== What is asked ==
Gather all lines with "sedan" from the records.

----- Recorded information

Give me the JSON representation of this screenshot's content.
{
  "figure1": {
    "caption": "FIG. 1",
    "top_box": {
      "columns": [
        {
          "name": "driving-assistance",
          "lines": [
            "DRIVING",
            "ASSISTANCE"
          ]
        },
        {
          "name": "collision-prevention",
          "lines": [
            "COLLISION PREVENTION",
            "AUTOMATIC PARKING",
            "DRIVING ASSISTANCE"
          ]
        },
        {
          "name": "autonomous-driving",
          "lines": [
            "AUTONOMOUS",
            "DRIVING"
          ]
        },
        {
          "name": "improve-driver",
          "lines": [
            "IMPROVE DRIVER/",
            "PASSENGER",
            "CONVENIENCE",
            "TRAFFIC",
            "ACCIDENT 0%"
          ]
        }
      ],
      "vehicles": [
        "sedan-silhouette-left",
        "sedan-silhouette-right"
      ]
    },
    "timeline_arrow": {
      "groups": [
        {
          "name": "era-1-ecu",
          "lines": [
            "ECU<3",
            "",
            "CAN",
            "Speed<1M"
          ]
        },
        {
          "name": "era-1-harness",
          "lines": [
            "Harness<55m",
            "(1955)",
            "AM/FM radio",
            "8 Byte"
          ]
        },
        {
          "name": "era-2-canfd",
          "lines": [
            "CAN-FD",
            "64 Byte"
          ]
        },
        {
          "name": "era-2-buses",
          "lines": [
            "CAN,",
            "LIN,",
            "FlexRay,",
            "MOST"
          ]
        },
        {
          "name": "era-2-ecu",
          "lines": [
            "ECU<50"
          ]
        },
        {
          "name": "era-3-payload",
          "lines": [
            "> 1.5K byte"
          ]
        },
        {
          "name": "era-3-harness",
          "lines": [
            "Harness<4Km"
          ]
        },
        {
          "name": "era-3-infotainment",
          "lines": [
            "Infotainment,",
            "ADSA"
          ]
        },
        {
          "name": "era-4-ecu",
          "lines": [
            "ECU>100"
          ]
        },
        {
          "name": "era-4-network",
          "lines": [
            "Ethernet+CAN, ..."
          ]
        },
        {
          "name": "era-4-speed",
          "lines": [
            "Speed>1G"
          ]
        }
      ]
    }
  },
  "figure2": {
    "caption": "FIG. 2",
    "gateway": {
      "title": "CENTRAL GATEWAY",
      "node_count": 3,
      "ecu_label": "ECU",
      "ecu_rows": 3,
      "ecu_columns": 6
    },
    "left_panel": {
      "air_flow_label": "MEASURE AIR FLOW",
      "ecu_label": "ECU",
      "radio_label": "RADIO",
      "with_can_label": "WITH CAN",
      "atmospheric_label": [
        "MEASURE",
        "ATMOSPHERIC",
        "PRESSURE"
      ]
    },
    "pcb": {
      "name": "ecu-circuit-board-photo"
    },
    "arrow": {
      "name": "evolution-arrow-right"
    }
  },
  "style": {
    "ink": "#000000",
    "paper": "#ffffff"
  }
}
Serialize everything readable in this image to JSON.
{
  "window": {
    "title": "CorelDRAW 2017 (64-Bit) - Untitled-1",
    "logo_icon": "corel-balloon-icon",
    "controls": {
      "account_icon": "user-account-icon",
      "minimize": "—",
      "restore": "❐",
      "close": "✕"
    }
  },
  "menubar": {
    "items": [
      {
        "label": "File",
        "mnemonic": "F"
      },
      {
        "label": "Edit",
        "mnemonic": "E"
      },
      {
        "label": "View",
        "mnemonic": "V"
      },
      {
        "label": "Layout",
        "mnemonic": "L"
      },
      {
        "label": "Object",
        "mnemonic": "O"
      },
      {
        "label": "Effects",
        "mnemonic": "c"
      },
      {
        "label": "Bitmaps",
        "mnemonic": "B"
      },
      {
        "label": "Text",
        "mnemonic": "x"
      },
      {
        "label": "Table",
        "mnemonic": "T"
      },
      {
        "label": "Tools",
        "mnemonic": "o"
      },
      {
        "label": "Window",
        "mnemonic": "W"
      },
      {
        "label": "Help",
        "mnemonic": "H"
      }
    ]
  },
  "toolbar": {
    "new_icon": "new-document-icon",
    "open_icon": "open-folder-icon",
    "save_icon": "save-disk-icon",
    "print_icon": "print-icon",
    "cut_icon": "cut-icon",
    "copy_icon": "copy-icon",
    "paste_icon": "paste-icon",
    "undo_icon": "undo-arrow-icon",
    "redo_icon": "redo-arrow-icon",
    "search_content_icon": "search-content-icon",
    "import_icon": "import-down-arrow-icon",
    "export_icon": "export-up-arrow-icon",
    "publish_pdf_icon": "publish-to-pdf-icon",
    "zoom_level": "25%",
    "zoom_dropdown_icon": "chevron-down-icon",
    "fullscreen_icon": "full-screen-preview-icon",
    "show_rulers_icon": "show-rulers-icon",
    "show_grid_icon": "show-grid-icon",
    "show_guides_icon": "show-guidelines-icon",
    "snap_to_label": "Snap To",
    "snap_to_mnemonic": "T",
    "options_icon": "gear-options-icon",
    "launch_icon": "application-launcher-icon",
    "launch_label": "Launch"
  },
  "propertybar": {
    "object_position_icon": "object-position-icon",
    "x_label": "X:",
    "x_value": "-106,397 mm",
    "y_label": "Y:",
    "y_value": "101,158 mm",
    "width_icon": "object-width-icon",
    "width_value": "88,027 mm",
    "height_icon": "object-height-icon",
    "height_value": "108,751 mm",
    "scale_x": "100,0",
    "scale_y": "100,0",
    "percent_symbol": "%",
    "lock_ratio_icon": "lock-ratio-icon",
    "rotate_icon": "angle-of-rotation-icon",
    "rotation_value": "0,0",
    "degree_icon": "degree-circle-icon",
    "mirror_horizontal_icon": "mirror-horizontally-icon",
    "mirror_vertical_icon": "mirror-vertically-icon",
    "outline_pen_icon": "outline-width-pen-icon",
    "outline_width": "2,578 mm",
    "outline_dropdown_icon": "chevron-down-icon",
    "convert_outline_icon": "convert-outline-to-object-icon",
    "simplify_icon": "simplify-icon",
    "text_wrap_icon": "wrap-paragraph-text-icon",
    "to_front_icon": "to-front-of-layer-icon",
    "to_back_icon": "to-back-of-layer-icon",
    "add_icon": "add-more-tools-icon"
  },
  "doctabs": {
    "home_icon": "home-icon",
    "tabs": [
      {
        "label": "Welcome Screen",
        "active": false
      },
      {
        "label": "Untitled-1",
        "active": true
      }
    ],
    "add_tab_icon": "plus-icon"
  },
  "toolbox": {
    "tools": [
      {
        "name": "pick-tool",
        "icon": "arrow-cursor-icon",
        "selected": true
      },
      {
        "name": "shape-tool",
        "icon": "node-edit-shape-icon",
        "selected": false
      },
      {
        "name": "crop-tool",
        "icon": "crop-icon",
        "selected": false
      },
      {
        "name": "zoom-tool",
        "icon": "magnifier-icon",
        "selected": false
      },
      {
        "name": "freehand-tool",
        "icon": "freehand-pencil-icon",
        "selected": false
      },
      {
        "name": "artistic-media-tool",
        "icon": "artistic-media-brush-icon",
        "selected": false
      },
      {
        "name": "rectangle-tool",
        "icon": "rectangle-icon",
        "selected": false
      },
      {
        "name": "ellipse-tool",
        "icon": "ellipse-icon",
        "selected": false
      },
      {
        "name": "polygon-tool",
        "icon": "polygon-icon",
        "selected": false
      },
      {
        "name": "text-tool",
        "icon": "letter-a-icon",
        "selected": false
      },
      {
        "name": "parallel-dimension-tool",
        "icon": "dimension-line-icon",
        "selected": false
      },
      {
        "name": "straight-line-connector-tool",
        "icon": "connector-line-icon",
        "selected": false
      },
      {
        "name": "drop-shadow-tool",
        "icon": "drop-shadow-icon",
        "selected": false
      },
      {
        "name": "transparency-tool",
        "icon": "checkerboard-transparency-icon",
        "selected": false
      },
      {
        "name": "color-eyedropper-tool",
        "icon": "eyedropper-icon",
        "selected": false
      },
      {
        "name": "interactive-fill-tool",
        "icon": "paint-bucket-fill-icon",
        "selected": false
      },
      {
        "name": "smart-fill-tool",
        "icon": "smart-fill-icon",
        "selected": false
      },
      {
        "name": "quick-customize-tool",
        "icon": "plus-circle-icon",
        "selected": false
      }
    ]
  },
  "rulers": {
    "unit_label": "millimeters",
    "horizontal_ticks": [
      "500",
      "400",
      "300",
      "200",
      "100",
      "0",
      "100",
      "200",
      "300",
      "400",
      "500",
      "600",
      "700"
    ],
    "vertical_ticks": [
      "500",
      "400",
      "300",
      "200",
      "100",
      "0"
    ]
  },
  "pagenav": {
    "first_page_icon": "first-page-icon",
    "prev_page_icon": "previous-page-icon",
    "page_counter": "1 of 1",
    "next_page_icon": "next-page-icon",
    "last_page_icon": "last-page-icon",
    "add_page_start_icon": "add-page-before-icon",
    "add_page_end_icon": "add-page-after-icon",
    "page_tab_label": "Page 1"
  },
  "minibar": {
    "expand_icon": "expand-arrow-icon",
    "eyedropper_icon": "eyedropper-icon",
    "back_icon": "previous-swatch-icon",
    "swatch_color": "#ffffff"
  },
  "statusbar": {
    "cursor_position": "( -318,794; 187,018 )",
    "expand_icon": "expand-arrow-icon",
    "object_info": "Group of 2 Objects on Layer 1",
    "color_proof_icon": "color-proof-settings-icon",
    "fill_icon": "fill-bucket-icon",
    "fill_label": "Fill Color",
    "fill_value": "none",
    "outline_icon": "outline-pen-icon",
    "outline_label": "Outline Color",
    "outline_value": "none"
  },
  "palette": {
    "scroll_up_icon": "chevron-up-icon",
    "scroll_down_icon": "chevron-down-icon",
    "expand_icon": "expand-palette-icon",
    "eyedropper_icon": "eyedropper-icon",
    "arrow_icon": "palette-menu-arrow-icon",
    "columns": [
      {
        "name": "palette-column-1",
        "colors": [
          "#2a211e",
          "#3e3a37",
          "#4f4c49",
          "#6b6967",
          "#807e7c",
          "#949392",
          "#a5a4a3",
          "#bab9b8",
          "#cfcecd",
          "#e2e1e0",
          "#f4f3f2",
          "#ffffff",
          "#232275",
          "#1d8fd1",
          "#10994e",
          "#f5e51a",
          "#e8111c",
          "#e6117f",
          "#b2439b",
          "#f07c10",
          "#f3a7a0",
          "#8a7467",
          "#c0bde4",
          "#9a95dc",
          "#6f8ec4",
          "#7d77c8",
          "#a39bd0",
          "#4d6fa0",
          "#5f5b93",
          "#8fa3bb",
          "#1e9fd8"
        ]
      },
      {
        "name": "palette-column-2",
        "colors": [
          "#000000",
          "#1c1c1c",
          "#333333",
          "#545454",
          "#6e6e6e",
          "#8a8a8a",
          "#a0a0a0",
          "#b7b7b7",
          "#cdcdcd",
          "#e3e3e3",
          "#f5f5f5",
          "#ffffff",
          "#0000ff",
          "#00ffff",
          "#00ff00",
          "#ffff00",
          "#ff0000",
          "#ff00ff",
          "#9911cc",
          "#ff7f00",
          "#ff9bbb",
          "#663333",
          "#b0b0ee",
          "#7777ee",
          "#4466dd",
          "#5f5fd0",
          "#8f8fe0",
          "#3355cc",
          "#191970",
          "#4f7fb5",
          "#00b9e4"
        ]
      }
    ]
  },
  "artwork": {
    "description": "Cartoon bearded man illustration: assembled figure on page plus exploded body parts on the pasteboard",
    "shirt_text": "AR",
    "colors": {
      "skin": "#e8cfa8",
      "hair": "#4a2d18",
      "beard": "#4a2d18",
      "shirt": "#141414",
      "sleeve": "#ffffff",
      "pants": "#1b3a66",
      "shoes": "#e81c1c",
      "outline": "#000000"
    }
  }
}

----------

== Solution to this exercise ==
        "sedan-silhouette-left",
        "sedan-silhouette-right"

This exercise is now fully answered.